[OBJECTIVE]
Identify, in the records below, every line where the string "time" appears, and copy each such line.

[RECORDS FOR THIS EXERCISE]
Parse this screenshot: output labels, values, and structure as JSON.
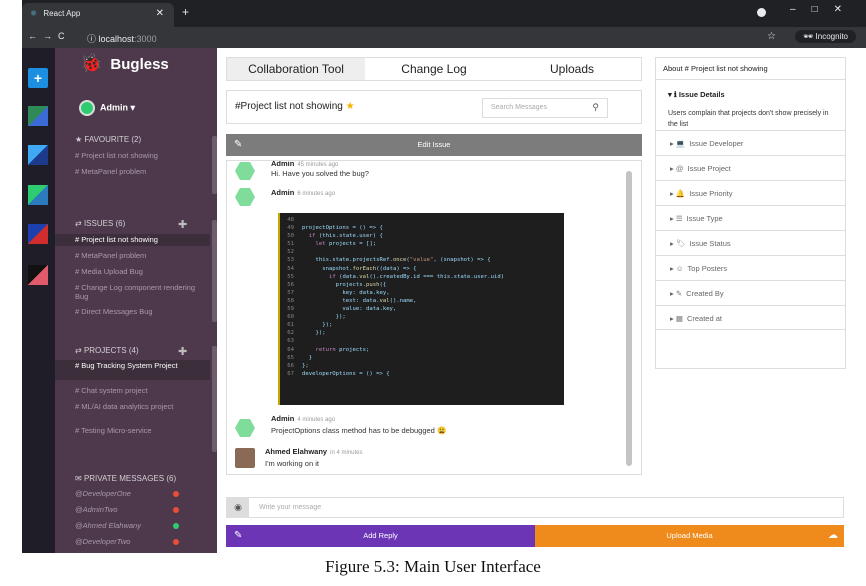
{
  "browser": {
    "tab_title": "React App",
    "url_host": "localhost",
    "url_port": ":3000",
    "incognito_label": "Incognito"
  },
  "sidebar": {
    "brand": "Bugless",
    "user": "Admin",
    "favourite_header": "FAVOURITE (2)",
    "favourites": [
      "# Project list not showing",
      "# MetaPanel problem"
    ],
    "issues_header": "ISSUES (6)",
    "issues": [
      "# Project list not showing",
      "# MetaPanel problem",
      "# Media Upload Bug",
      "# Change Log component rendering Bug",
      "# Direct Messages Bug"
    ],
    "projects_header": "PROJECTS (4)",
    "projects": [
      "# Bug Tracking System Project",
      "# Chat system project",
      "# ML/AI data analytics project",
      "# Testing Micro-service"
    ],
    "pm_header": "PRIVATE MESSAGES (6)",
    "private_messages": [
      {
        "name": "@DeveloperOne",
        "status": "#e74c3c"
      },
      {
        "name": "@AdminTwo",
        "status": "#e74c3c"
      },
      {
        "name": "@Ahmed Elahwany",
        "status": "#2ecc71"
      },
      {
        "name": "@DeveloperTwo",
        "status": "#e74c3c"
      }
    ]
  },
  "main": {
    "tabs": [
      "Collaboration Tool",
      "Change Log",
      "Uploads"
    ],
    "issue_title": "#Project list not showing",
    "search_placeholder": "Search Messages",
    "edit_label": "Edit Issue",
    "messages": [
      {
        "name": "Admin",
        "time": "45 minutes ago",
        "text": "Hi. Have you solved the bug?"
      },
      {
        "name": "Admin",
        "time": "6 minutes ago",
        "text": ""
      },
      {
        "name": "Admin",
        "time": "4 minutes ago",
        "text": "ProjectOptions class method has to be debugged 😩"
      },
      {
        "name": "Ahmed Elahwany",
        "time": "in 4 minutes",
        "text": "I'm working on it"
      }
    ],
    "message_placeholder": "Write your message",
    "reply_label": "Add Reply",
    "upload_label": "Upload Media"
  },
  "right": {
    "about": "About # Project list not showing",
    "details_header": "Issue Details",
    "details_text": "Users complain that projects don't show precisely in the list",
    "sections": [
      "Issue Developer",
      "Issue Project",
      "Issue Priority",
      "Issue Type",
      "Issue Status",
      "Top Posters",
      "Created By",
      "Created at"
    ]
  },
  "caption": "Figure 5.3: Main User Interface",
  "colors": {
    "sidebar": "#4d394b",
    "reply_button": "#6b35b5",
    "upload_button": "#ef8a1d",
    "add_button": "#1c8fe0"
  }
}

[COMPLETED TASK]
        "time": "45 minutes ago",
        "time": "6 minutes ago",
        "time": "4 minutes ago",
        "time": "in 4 minutes",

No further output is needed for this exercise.